***** MATERIAL FOR THIS TASK
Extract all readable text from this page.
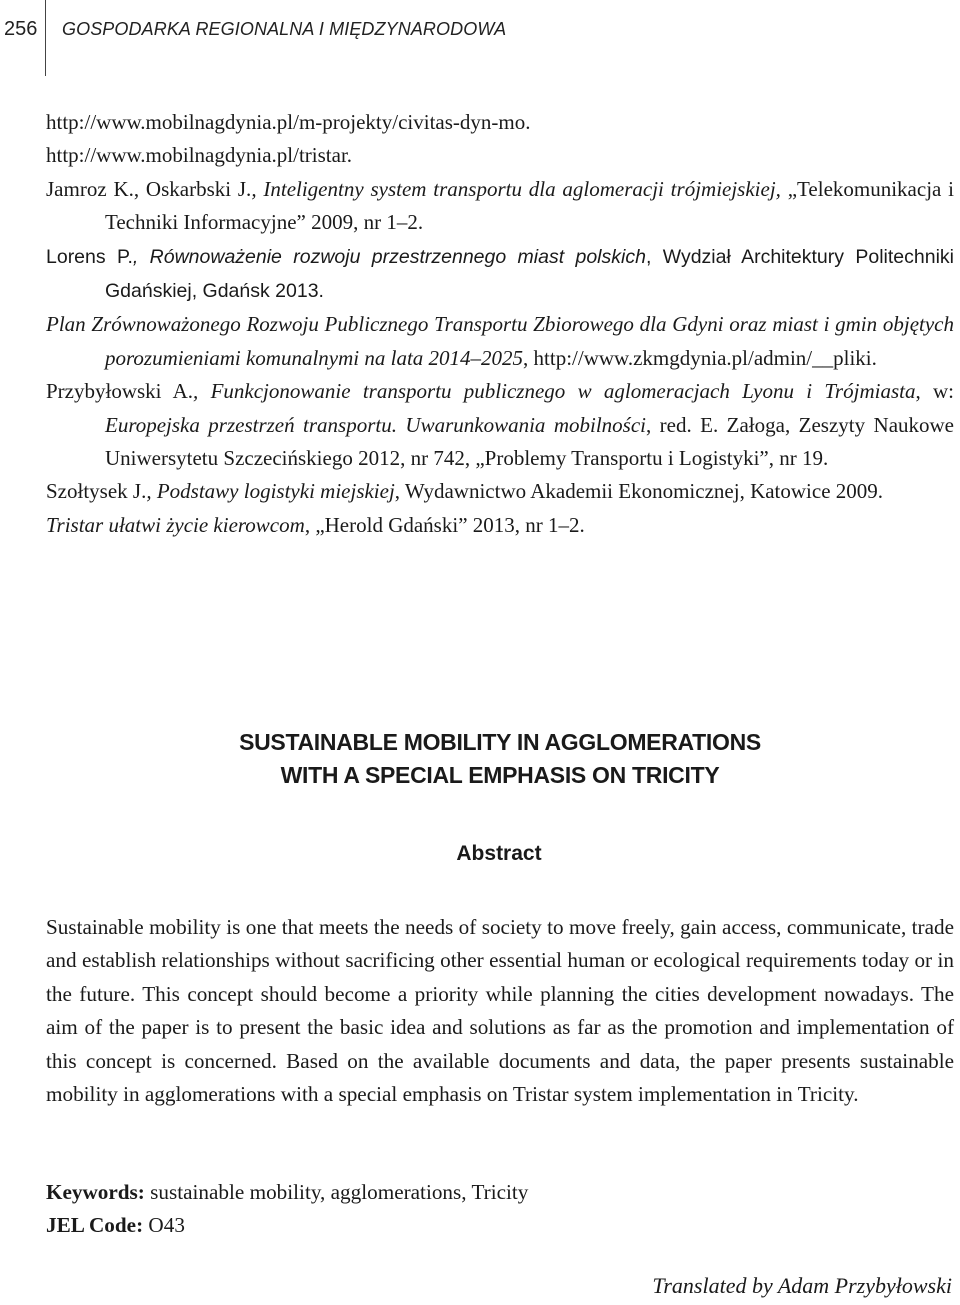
256 GOSPODARKA REGIONALNA I MIĘDZYNARODOWA

http://www.mobilnagdynia.pl/m-projekty/civitas-dyn-mo.

http://www.mobilnagdynia.pl/tristar.

Jamroz K., Oskarbski J., Inteligentny system transportu dla aglomeracji trójmiejskiej, „Telekomunikacja i Techniki Informacyjne” 2009, nr 1–2.

Lorens P., Równoważenie rozwoju przestrzennego miast polskich, Wydział Architektury Politechniki Gdańskiej, Gdańsk 2013.

Plan Zrównoważonego Rozwoju Publicznego Transportu Zbiorowego dla Gdyni oraz miast i gmin objętych porozumieniami komunalnymi na lata 2014–2025, http://www.zkmgdynia.pl/admin/__pliki.

Przybyłowski A., Funkcjonowanie transportu publicznego w aglomeracjach Lyonu i Trójmiasta, w: Europejska przestrzeń transportu. Uwarunkowania mobilności, red. E. Załoga, Zeszyty Naukowe Uniwersytetu Szczecińskiego 2012, nr 742, „Problemy Transportu i Logistyki”, nr 19.

Szołtysek J., Podstawy logistyki miejskiej, Wydawnictwo Akademii Ekonomicznej, Katowice 2009.

Tristar ułatwi życie kierowcom, „Herold Gdański” 2013, nr 1–2.

SUSTAINABLE MOBILITY IN AGGLOMERATIONS
WITH A SPECIAL EMPHASIS ON TRICITY
Abstract

Sustainable mobility is one that meets the needs of society to move freely, gain access, communicate, trade and establish relationships without sacrificing other essential human or ecological requirements today or in the future. This concept should become a priority while planning the cities development nowadays. The aim of the paper is to present the basic idea and solutions as far as the promotion and implementation of this concept is concerned. Based on the available documents and data, the paper presents sustainable mobility in agglomerations with a special emphasis on Tristar system implementation in Tricity.

Keywords: sustainable mobility, agglomerations, Tricity
JEL Code: O43
Translated by Adam Przybyłowski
**********
**WHAT TO DO:** Copy every line from the entries that contains the word "Przybyłowski".

**ANSWER TO THE EXERCISE:**
Przybyłowski A., Funkcjonowanie transportu publicznego w aglomeracjach Lyonu i Trójmiasta, w: Europejska przestrzeń transportu. Uwarunkowania mobilności, red. E. Załoga, Zeszyty Naukowe Uniwersytetu Szczecińskiego 2012, nr 742, „Problemy Transportu i Logistyki”, nr 19.
Translated by Adam Przybyłowski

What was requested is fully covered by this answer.